▸ What needs to be done
Look through the listing for the word "image". Copy each line that has it.

Data extracted from a collection:
◇ ◇ ◇ ◇ ◇ ◇ ◇
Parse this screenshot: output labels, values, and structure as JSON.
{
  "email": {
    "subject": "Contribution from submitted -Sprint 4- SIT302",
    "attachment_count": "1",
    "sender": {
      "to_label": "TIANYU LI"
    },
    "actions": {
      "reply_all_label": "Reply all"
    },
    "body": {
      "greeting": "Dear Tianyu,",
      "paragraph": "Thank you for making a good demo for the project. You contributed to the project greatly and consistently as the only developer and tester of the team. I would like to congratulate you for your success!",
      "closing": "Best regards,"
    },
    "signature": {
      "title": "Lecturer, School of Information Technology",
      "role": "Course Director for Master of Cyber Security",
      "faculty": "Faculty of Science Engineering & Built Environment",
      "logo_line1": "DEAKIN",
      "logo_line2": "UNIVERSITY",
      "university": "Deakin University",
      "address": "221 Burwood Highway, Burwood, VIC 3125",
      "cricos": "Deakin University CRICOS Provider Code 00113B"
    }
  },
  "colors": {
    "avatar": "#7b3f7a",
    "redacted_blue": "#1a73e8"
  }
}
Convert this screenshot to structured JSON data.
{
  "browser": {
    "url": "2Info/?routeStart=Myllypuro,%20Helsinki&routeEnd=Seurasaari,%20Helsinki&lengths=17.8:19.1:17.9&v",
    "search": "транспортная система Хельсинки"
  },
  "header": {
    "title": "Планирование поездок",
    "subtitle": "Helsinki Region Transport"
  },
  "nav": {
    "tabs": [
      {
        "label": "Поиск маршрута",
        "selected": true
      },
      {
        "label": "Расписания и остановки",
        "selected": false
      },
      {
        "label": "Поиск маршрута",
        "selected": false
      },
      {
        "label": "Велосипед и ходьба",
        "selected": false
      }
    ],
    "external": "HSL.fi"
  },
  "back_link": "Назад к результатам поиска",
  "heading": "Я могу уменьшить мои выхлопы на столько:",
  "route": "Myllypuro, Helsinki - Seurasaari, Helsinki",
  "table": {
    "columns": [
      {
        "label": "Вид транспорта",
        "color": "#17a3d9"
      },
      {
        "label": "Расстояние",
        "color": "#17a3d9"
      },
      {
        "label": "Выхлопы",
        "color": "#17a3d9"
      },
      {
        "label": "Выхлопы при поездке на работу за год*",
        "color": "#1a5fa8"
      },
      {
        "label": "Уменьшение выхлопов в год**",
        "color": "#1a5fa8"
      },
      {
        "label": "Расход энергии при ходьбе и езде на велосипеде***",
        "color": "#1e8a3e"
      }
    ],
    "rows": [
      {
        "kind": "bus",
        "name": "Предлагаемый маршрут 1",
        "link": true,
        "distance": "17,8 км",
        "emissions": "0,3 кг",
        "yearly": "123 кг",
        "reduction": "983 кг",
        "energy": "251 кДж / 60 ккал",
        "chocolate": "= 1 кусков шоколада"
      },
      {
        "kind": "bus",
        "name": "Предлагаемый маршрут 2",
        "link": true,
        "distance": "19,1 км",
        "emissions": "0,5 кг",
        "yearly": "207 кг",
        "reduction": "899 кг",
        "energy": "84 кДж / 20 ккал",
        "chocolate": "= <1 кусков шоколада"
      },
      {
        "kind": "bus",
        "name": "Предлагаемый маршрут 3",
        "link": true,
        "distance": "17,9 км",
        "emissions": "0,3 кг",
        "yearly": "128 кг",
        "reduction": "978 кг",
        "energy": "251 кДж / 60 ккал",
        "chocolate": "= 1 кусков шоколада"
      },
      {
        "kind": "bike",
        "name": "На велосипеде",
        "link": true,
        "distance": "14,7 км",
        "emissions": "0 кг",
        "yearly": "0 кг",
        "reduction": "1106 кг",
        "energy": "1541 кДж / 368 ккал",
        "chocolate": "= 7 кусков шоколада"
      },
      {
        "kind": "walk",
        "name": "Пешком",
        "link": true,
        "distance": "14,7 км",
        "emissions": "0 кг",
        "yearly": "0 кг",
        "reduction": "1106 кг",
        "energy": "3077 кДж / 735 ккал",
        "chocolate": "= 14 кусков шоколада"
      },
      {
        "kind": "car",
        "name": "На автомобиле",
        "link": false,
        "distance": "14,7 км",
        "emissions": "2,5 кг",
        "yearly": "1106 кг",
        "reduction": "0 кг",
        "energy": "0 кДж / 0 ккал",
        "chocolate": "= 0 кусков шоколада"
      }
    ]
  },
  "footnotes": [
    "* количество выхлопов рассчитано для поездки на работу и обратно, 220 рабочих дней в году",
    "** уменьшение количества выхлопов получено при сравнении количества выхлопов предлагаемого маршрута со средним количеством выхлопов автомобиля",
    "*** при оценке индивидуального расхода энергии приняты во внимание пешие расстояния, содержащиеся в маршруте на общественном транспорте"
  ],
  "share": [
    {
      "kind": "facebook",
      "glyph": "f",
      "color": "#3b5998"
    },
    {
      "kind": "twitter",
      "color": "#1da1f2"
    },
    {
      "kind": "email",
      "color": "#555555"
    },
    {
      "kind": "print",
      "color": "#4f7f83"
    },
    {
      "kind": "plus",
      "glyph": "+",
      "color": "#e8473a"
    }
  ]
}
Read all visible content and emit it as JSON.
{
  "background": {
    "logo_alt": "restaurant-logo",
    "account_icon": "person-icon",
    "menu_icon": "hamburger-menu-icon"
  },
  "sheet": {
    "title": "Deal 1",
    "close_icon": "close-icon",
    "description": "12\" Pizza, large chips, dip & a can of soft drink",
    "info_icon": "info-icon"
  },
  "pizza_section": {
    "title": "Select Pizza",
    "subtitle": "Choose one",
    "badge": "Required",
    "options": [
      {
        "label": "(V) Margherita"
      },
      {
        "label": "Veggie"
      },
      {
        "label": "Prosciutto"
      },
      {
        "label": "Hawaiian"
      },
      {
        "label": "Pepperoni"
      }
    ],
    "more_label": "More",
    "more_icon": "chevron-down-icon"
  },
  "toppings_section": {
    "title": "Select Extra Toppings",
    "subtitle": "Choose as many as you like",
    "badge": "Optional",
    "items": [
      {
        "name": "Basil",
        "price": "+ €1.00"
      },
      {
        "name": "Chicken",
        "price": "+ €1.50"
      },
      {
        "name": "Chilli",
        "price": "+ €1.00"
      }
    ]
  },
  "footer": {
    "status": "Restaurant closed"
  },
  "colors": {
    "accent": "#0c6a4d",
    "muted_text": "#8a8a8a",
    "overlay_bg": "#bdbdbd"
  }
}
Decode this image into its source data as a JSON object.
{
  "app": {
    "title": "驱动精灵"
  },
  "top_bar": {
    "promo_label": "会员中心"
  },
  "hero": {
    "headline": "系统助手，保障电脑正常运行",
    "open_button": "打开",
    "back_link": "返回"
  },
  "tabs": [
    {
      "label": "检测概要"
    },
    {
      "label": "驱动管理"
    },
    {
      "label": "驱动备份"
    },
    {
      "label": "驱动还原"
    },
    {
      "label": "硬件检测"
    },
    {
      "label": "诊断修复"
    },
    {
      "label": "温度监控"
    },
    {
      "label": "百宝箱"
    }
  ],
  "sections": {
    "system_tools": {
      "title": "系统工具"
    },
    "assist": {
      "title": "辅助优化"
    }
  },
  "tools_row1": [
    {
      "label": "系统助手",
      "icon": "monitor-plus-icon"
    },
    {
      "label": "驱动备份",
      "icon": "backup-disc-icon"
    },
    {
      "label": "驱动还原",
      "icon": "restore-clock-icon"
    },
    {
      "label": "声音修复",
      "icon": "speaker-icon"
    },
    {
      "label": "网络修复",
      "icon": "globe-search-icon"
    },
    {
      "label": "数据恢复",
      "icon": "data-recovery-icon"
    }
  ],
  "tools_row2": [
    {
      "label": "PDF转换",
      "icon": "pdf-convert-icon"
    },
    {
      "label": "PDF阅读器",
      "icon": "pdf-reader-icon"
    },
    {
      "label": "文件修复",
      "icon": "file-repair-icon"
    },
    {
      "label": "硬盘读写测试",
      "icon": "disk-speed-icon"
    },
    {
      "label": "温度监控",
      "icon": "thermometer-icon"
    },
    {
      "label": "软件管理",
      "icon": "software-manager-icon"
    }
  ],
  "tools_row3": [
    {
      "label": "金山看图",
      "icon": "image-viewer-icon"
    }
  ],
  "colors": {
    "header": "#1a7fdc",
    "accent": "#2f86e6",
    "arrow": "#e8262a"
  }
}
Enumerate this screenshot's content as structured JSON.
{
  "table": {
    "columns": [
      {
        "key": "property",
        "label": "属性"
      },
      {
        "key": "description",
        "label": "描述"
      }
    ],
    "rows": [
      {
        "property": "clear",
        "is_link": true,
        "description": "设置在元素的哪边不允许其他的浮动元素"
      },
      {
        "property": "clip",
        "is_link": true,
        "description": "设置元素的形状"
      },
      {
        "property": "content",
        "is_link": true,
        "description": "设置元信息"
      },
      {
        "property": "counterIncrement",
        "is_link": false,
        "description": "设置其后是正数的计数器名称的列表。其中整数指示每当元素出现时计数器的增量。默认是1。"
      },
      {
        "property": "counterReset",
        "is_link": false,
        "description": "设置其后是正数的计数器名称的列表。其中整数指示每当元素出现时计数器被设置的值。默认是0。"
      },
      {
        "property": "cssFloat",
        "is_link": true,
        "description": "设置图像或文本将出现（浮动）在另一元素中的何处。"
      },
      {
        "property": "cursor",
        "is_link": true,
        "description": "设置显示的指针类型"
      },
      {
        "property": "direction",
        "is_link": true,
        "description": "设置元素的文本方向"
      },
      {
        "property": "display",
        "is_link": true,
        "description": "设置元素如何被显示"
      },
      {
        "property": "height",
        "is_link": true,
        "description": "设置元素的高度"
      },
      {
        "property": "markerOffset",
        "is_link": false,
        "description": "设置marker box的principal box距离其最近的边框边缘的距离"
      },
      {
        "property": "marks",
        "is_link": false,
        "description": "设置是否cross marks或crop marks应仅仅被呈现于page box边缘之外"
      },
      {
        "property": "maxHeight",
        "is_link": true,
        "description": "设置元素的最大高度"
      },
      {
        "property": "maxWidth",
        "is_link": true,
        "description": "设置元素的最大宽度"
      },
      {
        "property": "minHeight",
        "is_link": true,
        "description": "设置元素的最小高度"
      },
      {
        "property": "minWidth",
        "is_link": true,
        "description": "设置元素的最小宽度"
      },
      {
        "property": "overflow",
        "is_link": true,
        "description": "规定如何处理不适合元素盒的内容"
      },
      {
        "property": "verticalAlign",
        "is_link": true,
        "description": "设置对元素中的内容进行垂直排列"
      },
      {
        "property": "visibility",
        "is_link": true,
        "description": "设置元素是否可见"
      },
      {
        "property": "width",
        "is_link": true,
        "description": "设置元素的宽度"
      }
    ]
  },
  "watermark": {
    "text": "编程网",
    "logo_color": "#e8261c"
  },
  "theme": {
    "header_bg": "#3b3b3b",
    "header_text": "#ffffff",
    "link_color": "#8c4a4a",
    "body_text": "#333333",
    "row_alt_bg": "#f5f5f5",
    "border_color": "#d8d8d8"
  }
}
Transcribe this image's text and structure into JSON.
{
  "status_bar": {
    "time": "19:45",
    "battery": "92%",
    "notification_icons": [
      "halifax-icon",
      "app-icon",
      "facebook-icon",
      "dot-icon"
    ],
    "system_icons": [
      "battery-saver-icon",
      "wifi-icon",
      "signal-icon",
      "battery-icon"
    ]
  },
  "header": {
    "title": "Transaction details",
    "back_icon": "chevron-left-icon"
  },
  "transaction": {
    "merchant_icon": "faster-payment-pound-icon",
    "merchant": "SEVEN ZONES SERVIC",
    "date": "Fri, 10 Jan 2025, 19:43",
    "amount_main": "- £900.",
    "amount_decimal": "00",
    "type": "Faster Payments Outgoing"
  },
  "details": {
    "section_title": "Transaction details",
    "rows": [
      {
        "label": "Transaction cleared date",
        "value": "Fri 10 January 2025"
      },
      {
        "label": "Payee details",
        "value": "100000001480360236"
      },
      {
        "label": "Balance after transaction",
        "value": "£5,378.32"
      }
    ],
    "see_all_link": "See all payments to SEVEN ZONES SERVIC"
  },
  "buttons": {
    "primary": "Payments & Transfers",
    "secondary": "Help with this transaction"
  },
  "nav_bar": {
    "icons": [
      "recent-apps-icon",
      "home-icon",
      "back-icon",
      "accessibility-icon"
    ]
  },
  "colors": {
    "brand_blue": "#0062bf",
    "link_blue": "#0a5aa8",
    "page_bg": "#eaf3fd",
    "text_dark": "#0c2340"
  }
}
◇ ◇ ◇ ◇ ◇ ◇ ◇
▸ Output for this exercise
Decode this image into its source data as a JSON object.
      "icon": "image-viewer-icon"
Transcribe this image's text and structure into JSON.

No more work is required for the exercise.